(Stored dataset items)
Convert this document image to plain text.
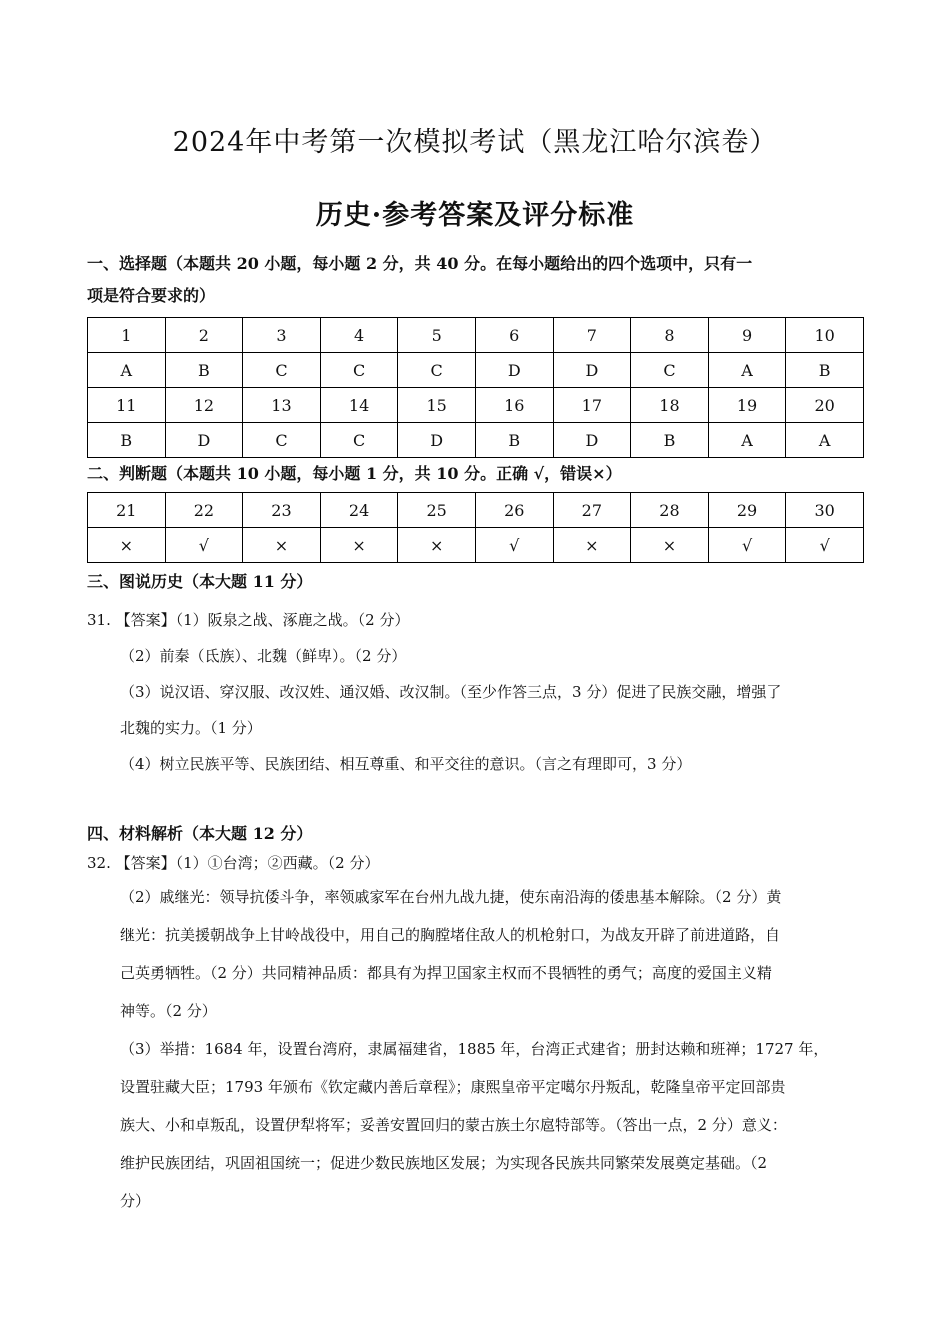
2024年中考第一次模拟考试（黑龙江哈尔滨卷）
历史·参考答案及评分标准
一、选择题（本题共 20 小题，每小题 2 分，共 40 分。在每小题给出的四个选项中，只有一
项是符合要求的）
1	2	3	4	5	6	7	8	9	10
A	B	C	C	C	D	D	C	A	B
11	12	13	14	15	16	17	18	19	20
B	D	C	C	D	B	D	B	A	A
二、判断题（本题共 10 小题，每小题 1 分，共 10 分。正确 √，错误×）
21	22	23	24	25	26	27	28	29	30
×	√	×	×	×	√	×	×	√	√
三、图说历史（本大题 11 分）
31. 【答案】（1）阪泉之战、涿鹿之战。（2 分）
（2）前秦（氐族）、北魏（鲜卑）。（2 分）
（3）说汉语、穿汉服、改汉姓、通汉婚、改汉制。（至少作答三点，3 分）促进了民族交融，增强了
北魏的实力。（1 分）
（4）树立民族平等、民族团结、相互尊重、和平交往的意识。（言之有理即可，3 分）
四、材料解析（本大题 12 分）
32. 【答案】（1）①台湾；②西藏。（2 分）
（2）戚继光：领导抗倭斗争，率领戚家军在台州九战九捷，使东南沿海的倭患基本解除。（2 分）黄
继光：抗美援朝战争上甘岭战役中，用自己的胸膛堵住敌人的机枪射口，为战友开辟了前进道路，自
己英勇牺牲。（2 分）共同精神品质：都具有为捍卫国家主权而不畏牺牲的勇气；高度的爱国主义精
神等。（2 分）
（3）举措：1684 年，设置台湾府，隶属福建省，1885 年，台湾正式建省；册封达赖和班禅；1727 年，
设置驻藏大臣；1793 年颁布《钦定藏内善后章程》；康熙皇帝平定噶尔丹叛乱，乾隆皇帝平定回部贵
族大、小和卓叛乱，设置伊犁将军；妥善安置回归的蒙古族土尔扈特部等。（答出一点，2 分）意义：
维护民族团结，巩固祖国统一；促进少数民族地区发展；为实现各民族共同繁荣发展奠定基础。（2
分）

▶ _Exercise details_
Return all of the data exactly as written, and drop the pictures.

▶ _Final answer_
Convert this document image to plain text.
2024年中考第一次模拟考试（黑龙江哈尔滨卷）
历史·参考答案及评分标准
一、选择题（本题共 20 小题，每小题 2 分，共 40 分。在每小题给出的四个选项中，只有一
项是符合要求的）
1	2	3	4	5	6	7	8	9	10
A	B	C	C	C	D	D	C	A	B
11	12	13	14	15	16	17	18	19	20
B	D	C	C	D	B	D	B	A	A
二、判断题（本题共 10 小题，每小题 1 分，共 10 分。正确 √，错误×）
21	22	23	24	25	26	27	28	29	30
×	√	×	×	×	√	×	×	√	√
三、图说历史（本大题 11 分）
31. 【答案】（1）阪泉之战、涿鹿之战。（2 分）
（2）前秦（氐族）、北魏（鲜卑）。（2 分）
（3）说汉语、穿汉服、改汉姓、通汉婚、改汉制。（至少作答三点，3 分）促进了民族交融，增强了
北魏的实力。（1 分）
（4）树立民族平等、民族团结、相互尊重、和平交往的意识。（言之有理即可，3 分）
四、材料解析（本大题 12 分）
32. 【答案】（1）①台湾；②西藏。（2 分）
（2）戚继光：领导抗倭斗争，率领戚家军在台州九战九捷，使东南沿海的倭患基本解除。（2 分）黄
继光：抗美援朝战争上甘岭战役中，用自己的胸膛堵住敌人的机枪射口，为战友开辟了前进道路，自
己英勇牺牲。（2 分）共同精神品质：都具有为捍卫国家主权而不畏牺牲的勇气；高度的爱国主义精
神等。（2 分）
（3）举措：1684 年，设置台湾府，隶属福建省，1885 年，台湾正式建省；册封达赖和班禅；1727 年，
设置驻藏大臣；1793 年颁布《钦定藏内善后章程》；康熙皇帝平定噶尔丹叛乱，乾隆皇帝平定回部贵
族大、小和卓叛乱，设置伊犁将军；妥善安置回归的蒙古族土尔扈特部等。（答出一点，2 分）意义：
维护民族团结，巩固祖国统一；促进少数民族地区发展；为实现各民族共同繁荣发展奠定基础。（2
分）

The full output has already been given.